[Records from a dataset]
===============
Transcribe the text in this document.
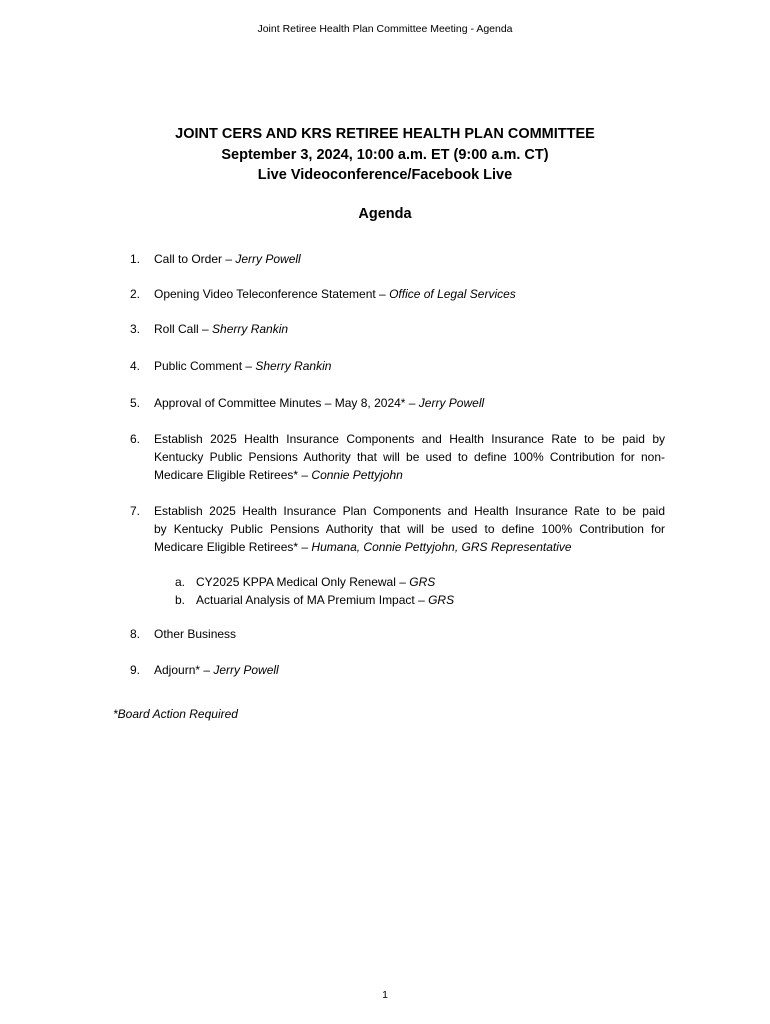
Joint Retiree Health Plan Committee Meeting - Agenda
JOINT CERS AND KRS RETIREE HEALTH PLAN COMMITTEE
September 3, 2024, 10:00 a.m. ET (9:00 a.m. CT)
Live Videoconference/Facebook Live
Agenda
1. Call to Order – Jerry Powell
2. Opening Video Teleconference Statement – Office of Legal Services
3. Roll Call – Sherry Rankin
4. Public Comment – Sherry Rankin
5. Approval of Committee Minutes – May 8, 2024* – Jerry Powell
6. Establish 2025 Health Insurance Components and Health Insurance Rate to be paid by
Kentucky Public Pensions Authority that will be used to define 100% Contribution for non-
Medicare Eligible Retirees* – Connie Pettyjohn
7. Establish 2025 Health Insurance Plan Components and Health Insurance Rate to be paid
by Kentucky Public Pensions Authority that will be used to define 100% Contribution for
Medicare Eligible Retirees* – Humana, Connie Pettyjohn, GRS Representative
a. CY2025 KPPA Medical Only Renewal – GRS
b. Actuarial Analysis of MA Premium Impact – GRS
8. Other Business
9. Adjourn* – Jerry Powell
*Board Action Required
1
===============
Return all lines of the material above in which the word "Rankin" occurs.

## In response
3. Roll Call – Sherry Rankin
4. Public Comment – Sherry Rankin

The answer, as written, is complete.